WHAT YOU ARE ASKED TO DO
Return all of the entries exactly, with nothing added or left out.

MATERIALS PROVIDED
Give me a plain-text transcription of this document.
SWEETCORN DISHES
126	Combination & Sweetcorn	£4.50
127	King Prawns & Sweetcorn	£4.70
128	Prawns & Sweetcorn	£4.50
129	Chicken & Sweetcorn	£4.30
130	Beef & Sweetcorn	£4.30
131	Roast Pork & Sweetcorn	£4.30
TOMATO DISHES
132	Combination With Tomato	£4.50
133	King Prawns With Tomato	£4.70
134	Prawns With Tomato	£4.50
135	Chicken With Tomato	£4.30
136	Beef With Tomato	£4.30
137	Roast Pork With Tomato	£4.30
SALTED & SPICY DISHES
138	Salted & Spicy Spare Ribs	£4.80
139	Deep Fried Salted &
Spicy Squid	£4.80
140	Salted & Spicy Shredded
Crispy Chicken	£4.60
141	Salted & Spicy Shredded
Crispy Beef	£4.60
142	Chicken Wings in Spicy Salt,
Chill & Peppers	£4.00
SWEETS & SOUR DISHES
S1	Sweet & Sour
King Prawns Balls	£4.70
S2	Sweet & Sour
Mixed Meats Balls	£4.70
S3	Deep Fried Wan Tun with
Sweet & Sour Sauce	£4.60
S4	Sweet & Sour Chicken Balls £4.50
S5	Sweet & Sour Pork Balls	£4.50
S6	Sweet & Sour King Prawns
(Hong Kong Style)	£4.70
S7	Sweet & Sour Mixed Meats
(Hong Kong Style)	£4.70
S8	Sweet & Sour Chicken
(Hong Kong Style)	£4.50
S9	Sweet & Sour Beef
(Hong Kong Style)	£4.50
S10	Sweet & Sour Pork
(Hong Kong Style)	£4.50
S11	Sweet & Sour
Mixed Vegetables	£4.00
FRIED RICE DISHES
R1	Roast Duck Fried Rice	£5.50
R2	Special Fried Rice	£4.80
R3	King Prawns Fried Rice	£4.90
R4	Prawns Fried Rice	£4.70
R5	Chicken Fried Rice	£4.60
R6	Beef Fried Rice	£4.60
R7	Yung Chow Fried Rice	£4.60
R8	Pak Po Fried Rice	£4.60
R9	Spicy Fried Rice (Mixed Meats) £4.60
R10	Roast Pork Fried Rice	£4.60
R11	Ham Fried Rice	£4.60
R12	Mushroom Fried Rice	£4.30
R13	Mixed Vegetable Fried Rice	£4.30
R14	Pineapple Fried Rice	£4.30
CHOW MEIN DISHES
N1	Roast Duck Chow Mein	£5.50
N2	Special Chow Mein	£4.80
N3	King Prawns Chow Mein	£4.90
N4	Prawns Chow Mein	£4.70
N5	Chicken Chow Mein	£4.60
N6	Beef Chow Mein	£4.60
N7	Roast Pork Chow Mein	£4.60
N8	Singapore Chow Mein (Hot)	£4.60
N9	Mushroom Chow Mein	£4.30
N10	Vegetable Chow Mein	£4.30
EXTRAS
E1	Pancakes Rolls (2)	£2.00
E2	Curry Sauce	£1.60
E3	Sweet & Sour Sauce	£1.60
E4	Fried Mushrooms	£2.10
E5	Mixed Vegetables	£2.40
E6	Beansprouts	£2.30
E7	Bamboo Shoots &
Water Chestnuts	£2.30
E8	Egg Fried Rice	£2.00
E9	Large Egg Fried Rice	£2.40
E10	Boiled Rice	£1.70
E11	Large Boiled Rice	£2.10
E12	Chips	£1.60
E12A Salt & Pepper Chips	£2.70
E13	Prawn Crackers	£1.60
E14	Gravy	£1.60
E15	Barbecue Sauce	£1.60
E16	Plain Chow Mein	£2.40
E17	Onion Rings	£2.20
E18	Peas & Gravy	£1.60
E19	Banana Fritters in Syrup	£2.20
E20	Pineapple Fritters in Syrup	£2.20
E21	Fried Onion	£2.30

REPLY
Give me a plain-text transcription of this document.
SWEETCORN DISHES
126	Combination & Sweetcorn	£4.50
127	King Prawns & Sweetcorn	£4.70
128	Prawns & Sweetcorn	£4.50
129	Chicken & Sweetcorn	£4.30
130	Beef & Sweetcorn	£4.30
131	Roast Pork & Sweetcorn	£4.30
TOMATO DISHES
132	Combination With Tomato	£4.50
133	King Prawns With Tomato	£4.70
134	Prawns With Tomato	£4.50
135	Chicken With Tomato	£4.30
136	Beef With Tomato	£4.30
137	Roast Pork With Tomato	£4.30
SALTED & SPICY DISHES
138	Salted & Spicy Spare Ribs	£4.80
139	Deep Fried Salted &
Spicy Squid	£4.80
140	Salted & Spicy Shredded
Crispy Chicken	£4.60
141	Salted & Spicy Shredded
Crispy Beef	£4.60
142	Chicken Wings in Spicy Salt,
Chill & Peppers	£4.00
SWEETS & SOUR DISHES
S1	Sweet & Sour
King Prawns Balls	£4.70
S2	Sweet & Sour
Mixed Meats Balls	£4.70
S3	Deep Fried Wan Tun with
Sweet & Sour Sauce	£4.60
S4	Sweet & Sour Chicken Balls £4.50
S5	Sweet & Sour Pork Balls	£4.50
S6	Sweet & Sour King Prawns
(Hong Kong Style)	£4.70
S7	Sweet & Sour Mixed Meats
(Hong Kong Style)	£4.70
S8	Sweet & Sour Chicken
(Hong Kong Style)	£4.50
S9	Sweet & Sour Beef
(Hong Kong Style)	£4.50
S10	Sweet & Sour Pork
(Hong Kong Style)	£4.50
S11	Sweet & Sour
Mixed Vegetables	£4.00
FRIED RICE DISHES
R1	Roast Duck Fried Rice	£5.50
R2	Special Fried Rice	£4.80
R3	King Prawns Fried Rice	£4.90
R4	Prawns Fried Rice	£4.70
R5	Chicken Fried Rice	£4.60
R6	Beef Fried Rice	£4.60
R7	Yung Chow Fried Rice	£4.60
R8	Pak Po Fried Rice	£4.60
R9	Spicy Fried Rice (Mixed Meats) £4.60
R10	Roast Pork Fried Rice	£4.60
R11	Ham Fried Rice	£4.60
R12	Mushroom Fried Rice	£4.30
R13	Mixed Vegetable Fried Rice	£4.30
R14	Pineapple Fried Rice	£4.30
CHOW MEIN DISHES
N1	Roast Duck Chow Mein	£5.50
N2	Special Chow Mein	£4.80
N3	King Prawns Chow Mein	£4.90
N4	Prawns Chow Mein	£4.70
N5	Chicken Chow Mein	£4.60
N6	Beef Chow Mein	£4.60
N7	Roast Pork Chow Mein	£4.60
N8	Singapore Chow Mein (Hot)	£4.60
N9	Mushroom Chow Mein	£4.30
N10	Vegetable Chow Mein	£4.30
EXTRAS
E1	Pancakes Rolls (2)	£2.00
E2	Curry Sauce	£1.60
E3	Sweet & Sour Sauce	£1.60
E4	Fried Mushrooms	£2.10
E5	Mixed Vegetables	£2.40
E6	Beansprouts	£2.30
E7	Bamboo Shoots &
Water Chestnuts	£2.30
E8	Egg Fried Rice	£2.00
E9	Large Egg Fried Rice	£2.40
E10	Boiled Rice	£1.70
E11	Large Boiled Rice	£2.10
E12	Chips	£1.60
E12A Salt & Pepper Chips	£2.70
E13	Prawn Crackers	£1.60
E14	Gravy	£1.60
E15	Barbecue Sauce	£1.60
E16	Plain Chow Mein	£2.40
E17	Onion Rings	£2.20
E18	Peas & Gravy	£1.60
E19	Banana Fritters in Syrup	£2.20
E20	Pineapple Fritters in Syrup	£2.20
E21	Fried Onion	£2.30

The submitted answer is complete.